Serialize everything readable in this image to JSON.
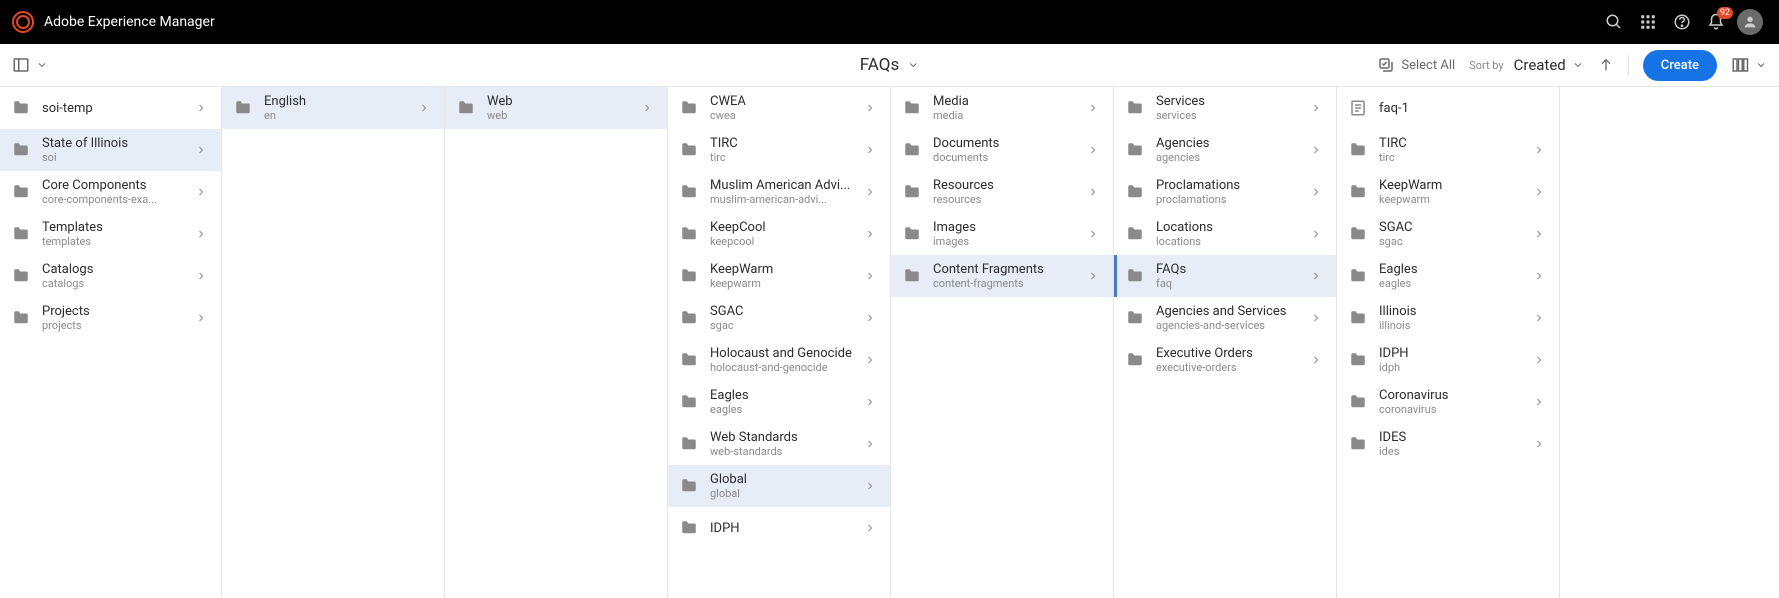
{
  "header": {
    "product": "Adobe Experience Manager",
    "notif_count": "92"
  },
  "toolbar": {
    "breadcrumb_title": "FAQs",
    "select_all_label": "Select All",
    "sort_by_label": "Sort by",
    "sort_field": "Created",
    "create_label": "Create"
  },
  "columns": [
    {
      "items": [
        {
          "title": "soi-temp",
          "sub": ""
        },
        {
          "title": "State of Illinois",
          "sub": "soi",
          "state": "selected"
        },
        {
          "title": "Core Components",
          "sub": "core-components-exa..."
        },
        {
          "title": "Templates",
          "sub": "templates"
        },
        {
          "title": "Catalogs",
          "sub": "catalogs"
        },
        {
          "title": "Projects",
          "sub": "projects"
        }
      ]
    },
    {
      "items": [
        {
          "title": "English",
          "sub": "en",
          "state": "selected"
        }
      ]
    },
    {
      "items": [
        {
          "title": "Web",
          "sub": "web",
          "state": "selected"
        }
      ]
    },
    {
      "items": [
        {
          "title": "CWEA",
          "sub": "cwea"
        },
        {
          "title": "TIRC",
          "sub": "tirc"
        },
        {
          "title": "Muslim American Advi...",
          "sub": "muslim-american-advi..."
        },
        {
          "title": "KeepCool",
          "sub": "keepcool"
        },
        {
          "title": "KeepWarm",
          "sub": "keepwarm"
        },
        {
          "title": "SGAC",
          "sub": "sgac"
        },
        {
          "title": "Holocaust and Genocide",
          "sub": "holocaust-and-genocide"
        },
        {
          "title": "Eagles",
          "sub": "eagles"
        },
        {
          "title": "Web Standards",
          "sub": "web-standards"
        },
        {
          "title": "Global",
          "sub": "global",
          "state": "selected"
        },
        {
          "title": "IDPH",
          "sub": ""
        }
      ]
    },
    {
      "items": [
        {
          "title": "Media",
          "sub": "media"
        },
        {
          "title": "Documents",
          "sub": "documents"
        },
        {
          "title": "Resources",
          "sub": "resources"
        },
        {
          "title": "Images",
          "sub": "images"
        },
        {
          "title": "Content Fragments",
          "sub": "content-fragments",
          "state": "selected"
        }
      ]
    },
    {
      "items": [
        {
          "title": "Services",
          "sub": "services"
        },
        {
          "title": "Agencies",
          "sub": "agencies"
        },
        {
          "title": "Proclamations",
          "sub": "proclamations"
        },
        {
          "title": "Locations",
          "sub": "locations"
        },
        {
          "title": "FAQs",
          "sub": "faq",
          "state": "active"
        },
        {
          "title": "Agencies and Services",
          "sub": "agencies-and-services"
        },
        {
          "title": "Executive Orders",
          "sub": "executive-orders"
        }
      ]
    },
    {
      "items": [
        {
          "title": "faq-1",
          "sub": "",
          "icon": "fragment",
          "nochev": true
        },
        {
          "title": "TIRC",
          "sub": "tirc"
        },
        {
          "title": "KeepWarm",
          "sub": "keepwarm"
        },
        {
          "title": "SGAC",
          "sub": "sgac"
        },
        {
          "title": "Eagles",
          "sub": "eagles"
        },
        {
          "title": "Illinois",
          "sub": "illinois"
        },
        {
          "title": "IDPH",
          "sub": "idph"
        },
        {
          "title": "Coronavirus",
          "sub": "coronavirus"
        },
        {
          "title": "IDES",
          "sub": "ides"
        }
      ]
    }
  ]
}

________

▸ **ABOUT THIS EXERCISE**
Reproduce the data above exactly, leaving out any picture in it.

▸ **EXERCISE SOLUTION**
Serialize everything readable in this image to JSON.
{
  "header": {
    "product": "Adobe Experience Manager",
    "notif_count": "92"
  },
  "toolbar": {
    "breadcrumb_title": "FAQs",
    "select_all_label": "Select All",
    "sort_by_label": "Sort by",
    "sort_field": "Created",
    "create_label": "Create"
  },
  "columns": [
    {
      "items": [
        {
          "title": "soi-temp",
          "sub": ""
        },
        {
          "title": "State of Illinois",
          "sub": "soi",
          "state": "selected"
        },
        {
          "title": "Core Components",
          "sub": "core-components-exa..."
        },
        {
          "title": "Templates",
          "sub": "templates"
        },
        {
          "title": "Catalogs",
          "sub": "catalogs"
        },
        {
          "title": "Projects",
          "sub": "projects"
        }
      ]
    },
    {
      "items": [
        {
          "title": "English",
          "sub": "en",
          "state": "selected"
        }
      ]
    },
    {
      "items": [
        {
          "title": "Web",
          "sub": "web",
          "state": "selected"
        }
      ]
    },
    {
      "items": [
        {
          "title": "CWEA",
          "sub": "cwea"
        },
        {
          "title": "TIRC",
          "sub": "tirc"
        },
        {
          "title": "Muslim American Advi...",
          "sub": "muslim-american-advi..."
        },
        {
          "title": "KeepCool",
          "sub": "keepcool"
        },
        {
          "title": "KeepWarm",
          "sub": "keepwarm"
        },
        {
          "title": "SGAC",
          "sub": "sgac"
        },
        {
          "title": "Holocaust and Genocide",
          "sub": "holocaust-and-genocide"
        },
        {
          "title": "Eagles",
          "sub": "eagles"
        },
        {
          "title": "Web Standards",
          "sub": "web-standards"
        },
        {
          "title": "Global",
          "sub": "global",
          "state": "selected"
        },
        {
          "title": "IDPH",
          "sub": ""
        }
      ]
    },
    {
      "items": [
        {
          "title": "Media",
          "sub": "media"
        },
        {
          "title": "Documents",
          "sub": "documents"
        },
        {
          "title": "Resources",
          "sub": "resources"
        },
        {
          "title": "Images",
          "sub": "images"
        },
        {
          "title": "Content Fragments",
          "sub": "content-fragments",
          "state": "selected"
        }
      ]
    },
    {
      "items": [
        {
          "title": "Services",
          "sub": "services"
        },
        {
          "title": "Agencies",
          "sub": "agencies"
        },
        {
          "title": "Proclamations",
          "sub": "proclamations"
        },
        {
          "title": "Locations",
          "sub": "locations"
        },
        {
          "title": "FAQs",
          "sub": "faq",
          "state": "active"
        },
        {
          "title": "Agencies and Services",
          "sub": "agencies-and-services"
        },
        {
          "title": "Executive Orders",
          "sub": "executive-orders"
        }
      ]
    },
    {
      "items": [
        {
          "title": "faq-1",
          "sub": "",
          "icon": "fragment",
          "nochev": true
        },
        {
          "title": "TIRC",
          "sub": "tirc"
        },
        {
          "title": "KeepWarm",
          "sub": "keepwarm"
        },
        {
          "title": "SGAC",
          "sub": "sgac"
        },
        {
          "title": "Eagles",
          "sub": "eagles"
        },
        {
          "title": "Illinois",
          "sub": "illinois"
        },
        {
          "title": "IDPH",
          "sub": "idph"
        },
        {
          "title": "Coronavirus",
          "sub": "coronavirus"
        },
        {
          "title": "IDES",
          "sub": "ides"
        }
      ]
    }
  ]
}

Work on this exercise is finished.